Stated problem
What is the count of lines that hold the word "http"? Give only the number.

Data for this task
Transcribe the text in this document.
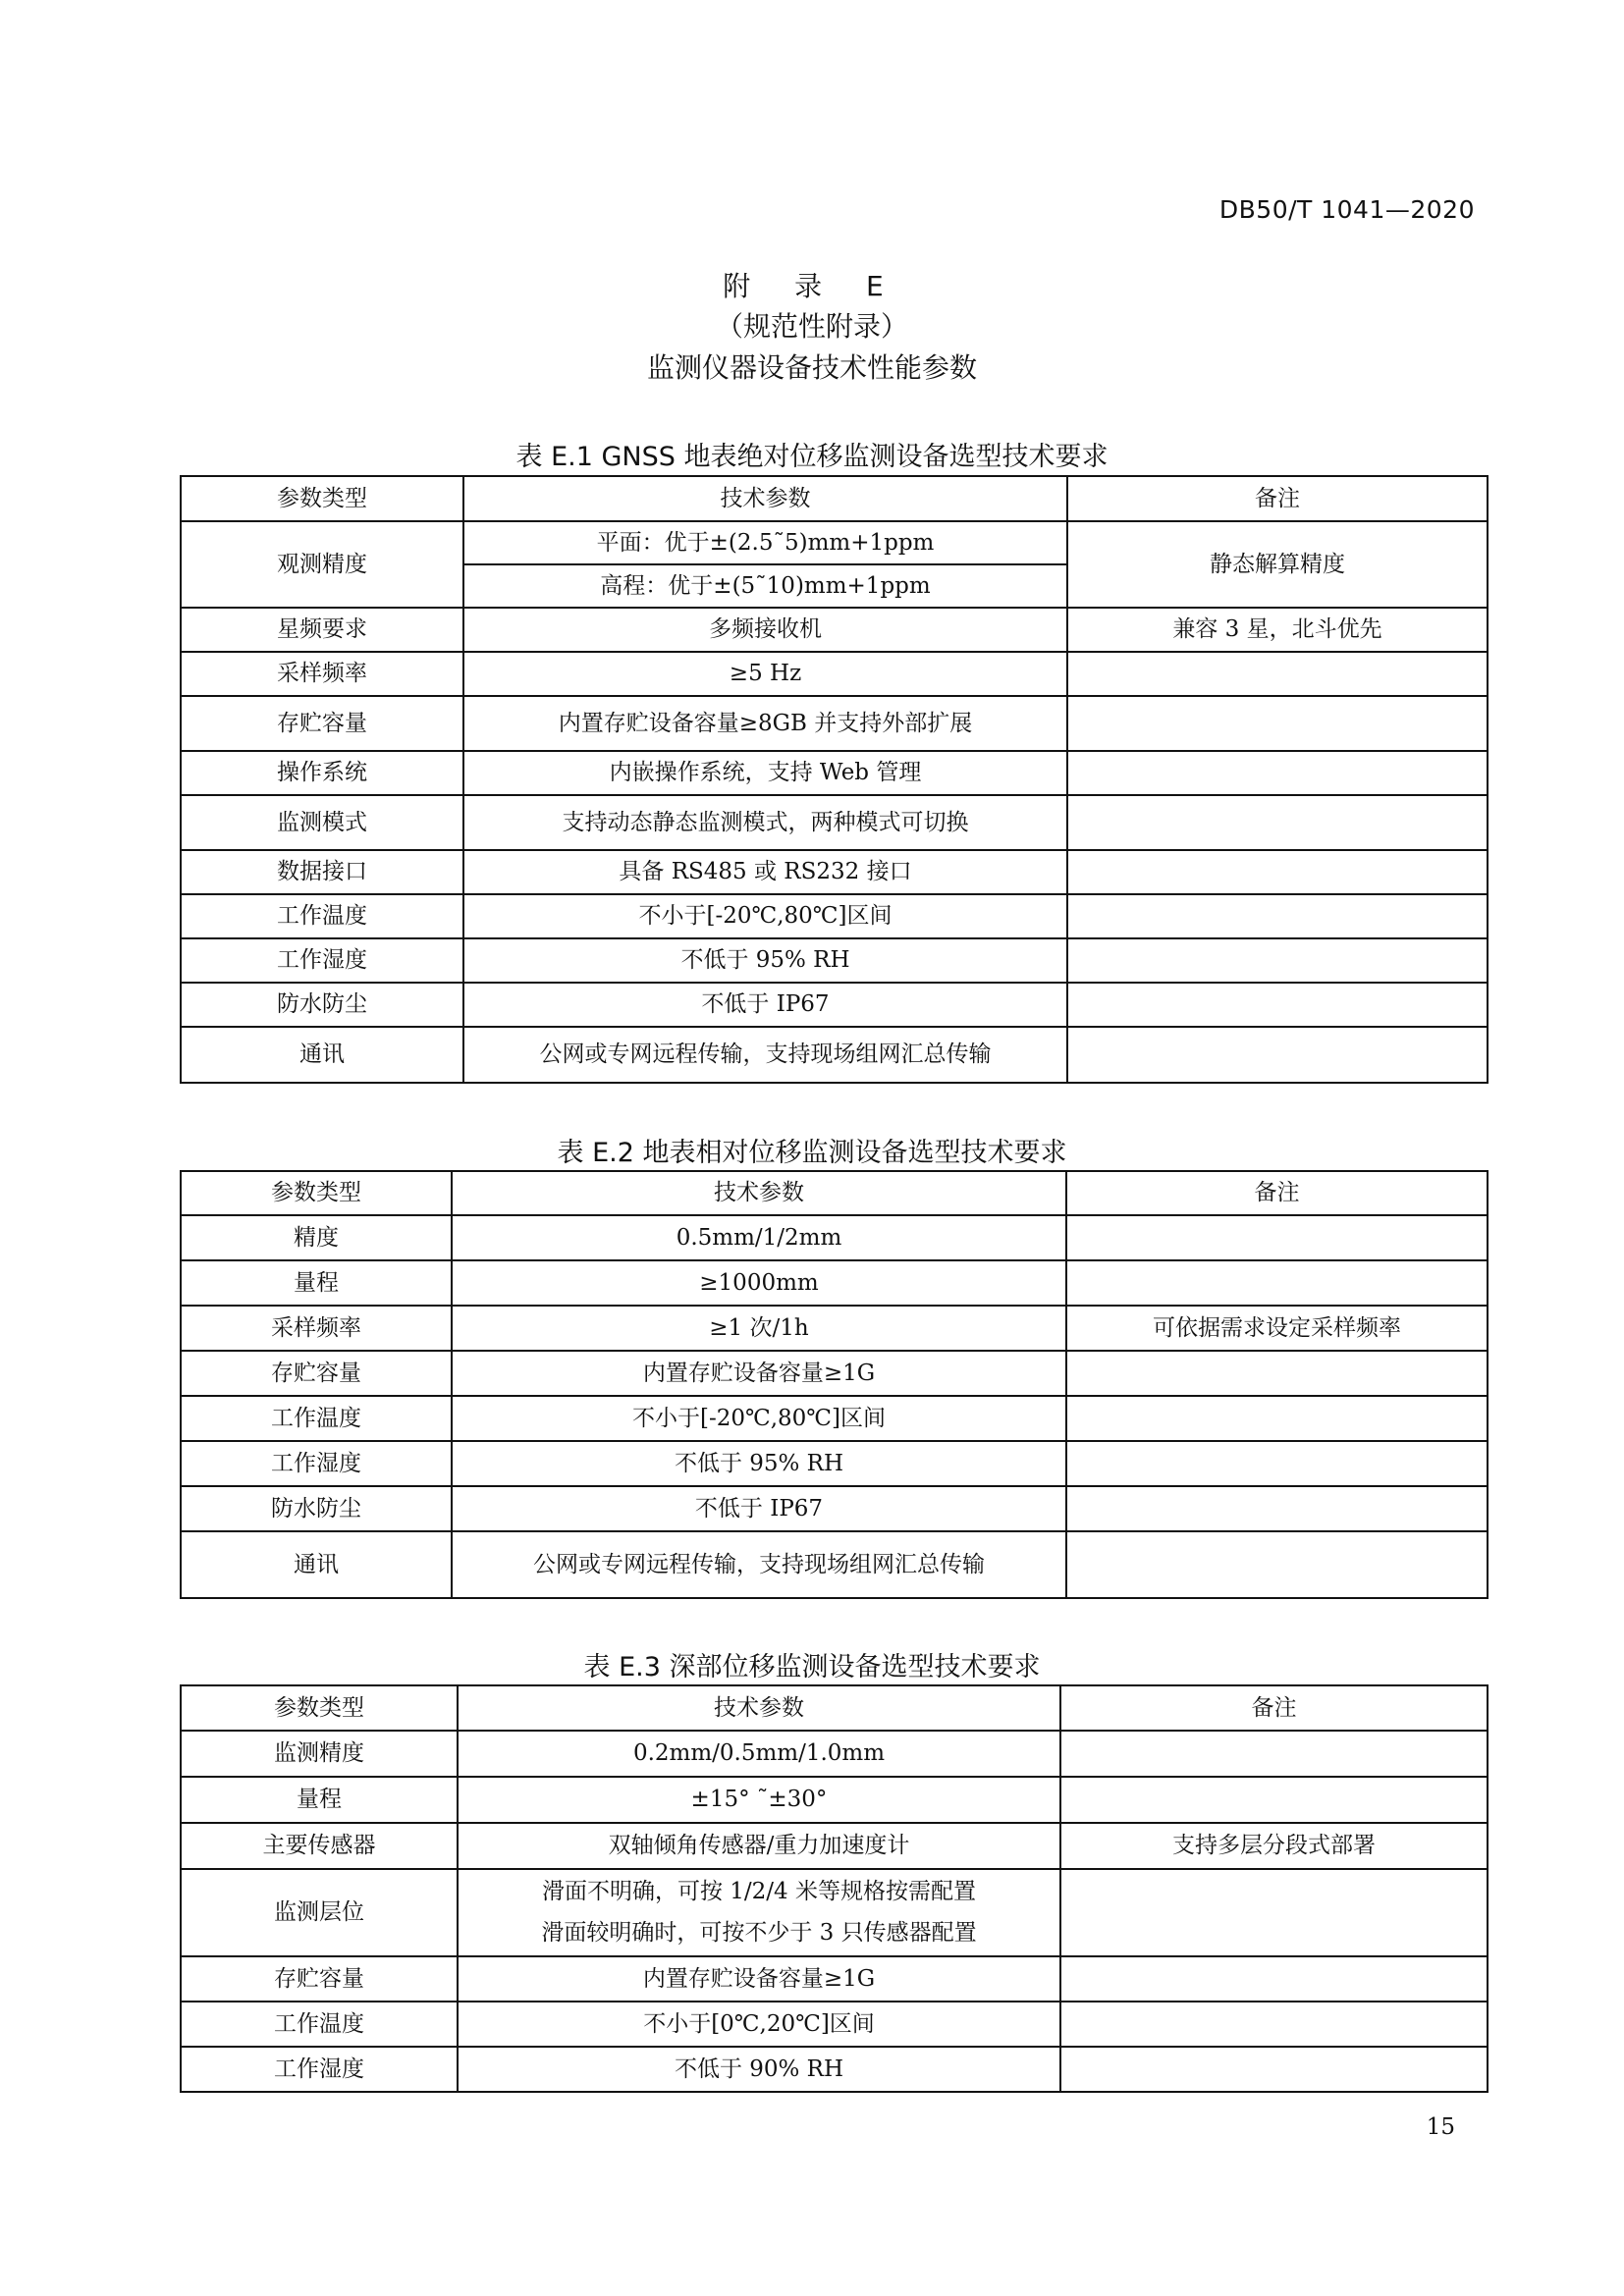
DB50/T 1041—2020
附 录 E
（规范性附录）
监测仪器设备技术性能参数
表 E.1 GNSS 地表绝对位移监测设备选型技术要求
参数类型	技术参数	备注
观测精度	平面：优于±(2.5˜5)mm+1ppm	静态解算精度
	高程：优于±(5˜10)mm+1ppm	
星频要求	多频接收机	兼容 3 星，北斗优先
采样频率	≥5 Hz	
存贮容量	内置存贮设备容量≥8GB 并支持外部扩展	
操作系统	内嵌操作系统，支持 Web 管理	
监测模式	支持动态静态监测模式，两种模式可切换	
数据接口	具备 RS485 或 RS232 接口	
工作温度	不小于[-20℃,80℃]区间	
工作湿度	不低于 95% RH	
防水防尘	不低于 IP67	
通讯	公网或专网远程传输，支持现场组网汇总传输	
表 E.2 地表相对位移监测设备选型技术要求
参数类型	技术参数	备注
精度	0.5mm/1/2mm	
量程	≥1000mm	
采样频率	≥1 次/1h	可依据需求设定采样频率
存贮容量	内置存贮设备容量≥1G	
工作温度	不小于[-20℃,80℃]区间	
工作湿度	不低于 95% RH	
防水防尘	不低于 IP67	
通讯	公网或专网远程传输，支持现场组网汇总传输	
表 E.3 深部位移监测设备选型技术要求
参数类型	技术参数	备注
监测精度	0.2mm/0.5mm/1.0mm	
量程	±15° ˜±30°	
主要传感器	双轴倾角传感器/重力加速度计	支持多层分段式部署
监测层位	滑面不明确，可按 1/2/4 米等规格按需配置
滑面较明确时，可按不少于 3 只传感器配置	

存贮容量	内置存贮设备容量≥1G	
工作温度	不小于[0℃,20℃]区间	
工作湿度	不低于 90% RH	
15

--

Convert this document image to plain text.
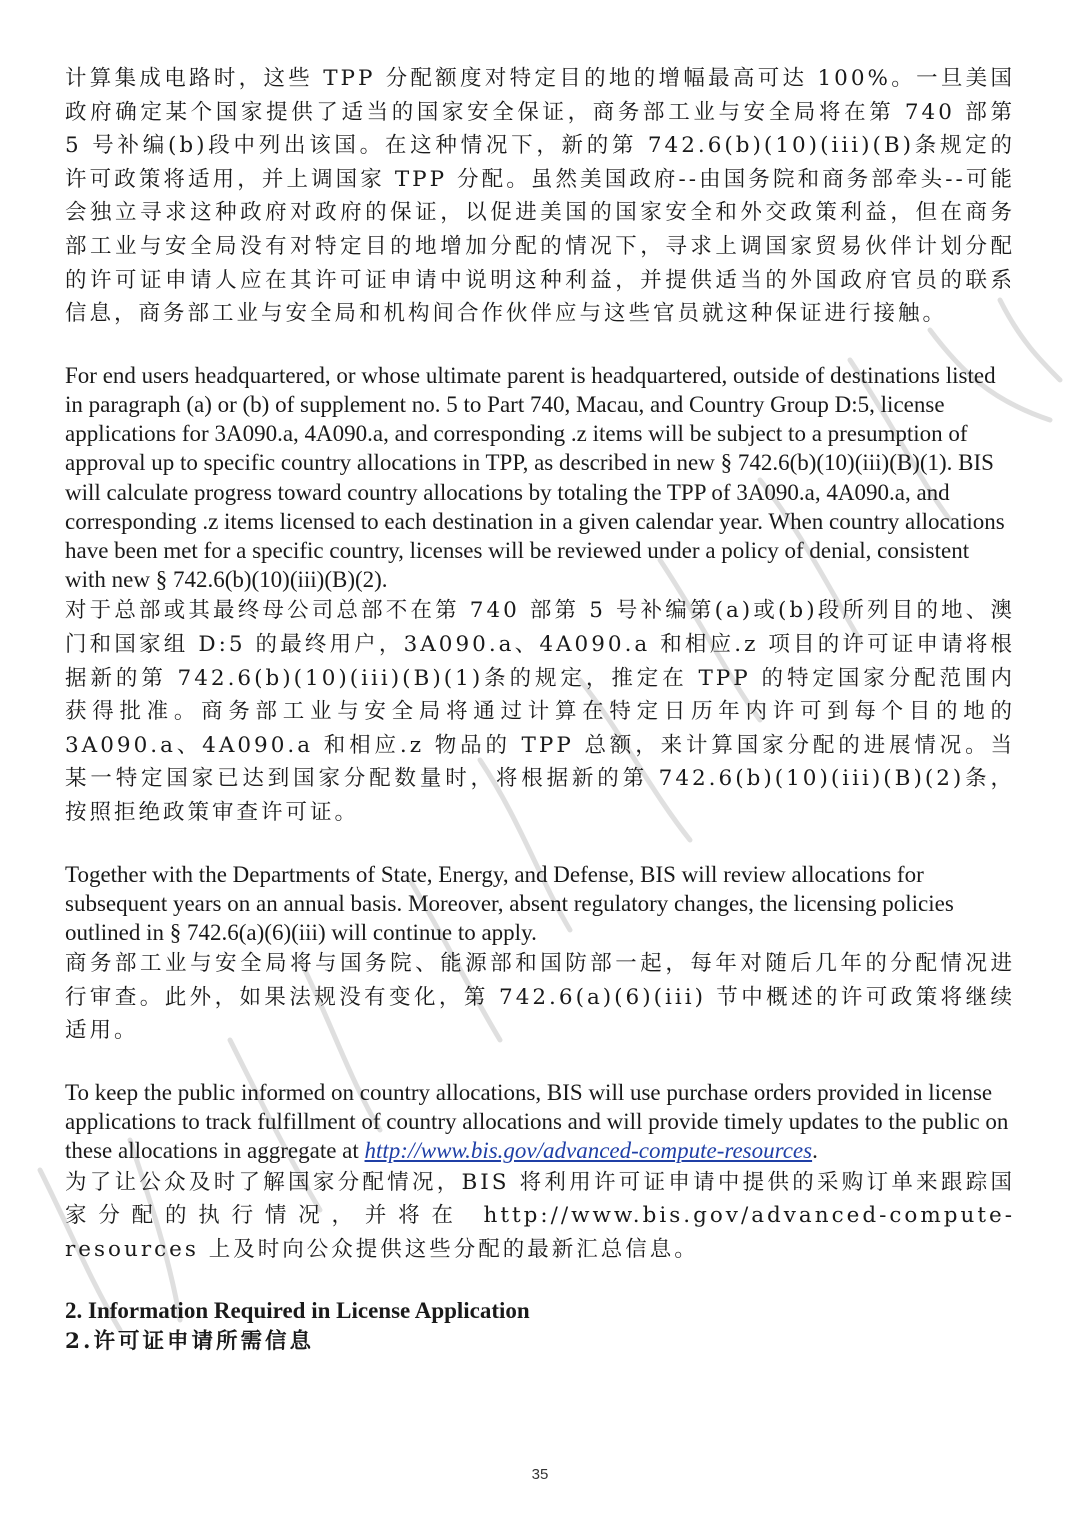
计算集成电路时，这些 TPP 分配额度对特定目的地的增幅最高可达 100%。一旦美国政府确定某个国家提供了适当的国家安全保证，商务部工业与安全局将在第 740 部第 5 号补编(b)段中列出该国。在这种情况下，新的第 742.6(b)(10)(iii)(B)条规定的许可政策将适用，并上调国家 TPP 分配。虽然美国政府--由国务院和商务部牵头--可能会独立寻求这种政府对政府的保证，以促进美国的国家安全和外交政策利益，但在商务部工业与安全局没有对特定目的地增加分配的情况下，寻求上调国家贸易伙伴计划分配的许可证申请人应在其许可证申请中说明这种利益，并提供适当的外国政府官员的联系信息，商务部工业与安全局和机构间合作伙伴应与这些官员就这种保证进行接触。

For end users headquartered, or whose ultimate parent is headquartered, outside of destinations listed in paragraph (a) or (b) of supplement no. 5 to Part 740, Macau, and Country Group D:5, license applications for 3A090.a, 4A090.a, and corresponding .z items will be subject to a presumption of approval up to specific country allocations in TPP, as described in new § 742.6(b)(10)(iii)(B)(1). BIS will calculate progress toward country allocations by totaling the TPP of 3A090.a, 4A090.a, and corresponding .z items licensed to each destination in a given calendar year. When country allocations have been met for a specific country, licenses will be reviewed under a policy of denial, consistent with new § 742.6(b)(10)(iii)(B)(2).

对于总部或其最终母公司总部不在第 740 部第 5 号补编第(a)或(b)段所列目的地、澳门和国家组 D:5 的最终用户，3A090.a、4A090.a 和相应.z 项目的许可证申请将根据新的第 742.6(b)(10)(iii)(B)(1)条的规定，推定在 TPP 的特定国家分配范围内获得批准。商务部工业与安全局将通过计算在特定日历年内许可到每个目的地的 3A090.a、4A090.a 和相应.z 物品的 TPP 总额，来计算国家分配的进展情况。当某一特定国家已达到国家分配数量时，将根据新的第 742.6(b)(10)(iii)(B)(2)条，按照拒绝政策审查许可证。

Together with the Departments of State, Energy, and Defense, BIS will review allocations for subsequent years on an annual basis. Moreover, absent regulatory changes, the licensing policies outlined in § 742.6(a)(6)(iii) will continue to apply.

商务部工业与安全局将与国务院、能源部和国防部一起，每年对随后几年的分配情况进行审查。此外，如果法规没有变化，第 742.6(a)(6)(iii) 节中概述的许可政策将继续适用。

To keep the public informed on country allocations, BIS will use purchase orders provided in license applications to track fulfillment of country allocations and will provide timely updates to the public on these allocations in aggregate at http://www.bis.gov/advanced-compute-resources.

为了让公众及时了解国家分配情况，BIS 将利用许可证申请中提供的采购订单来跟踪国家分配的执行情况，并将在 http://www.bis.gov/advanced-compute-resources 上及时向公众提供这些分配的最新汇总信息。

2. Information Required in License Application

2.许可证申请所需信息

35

Full solution
2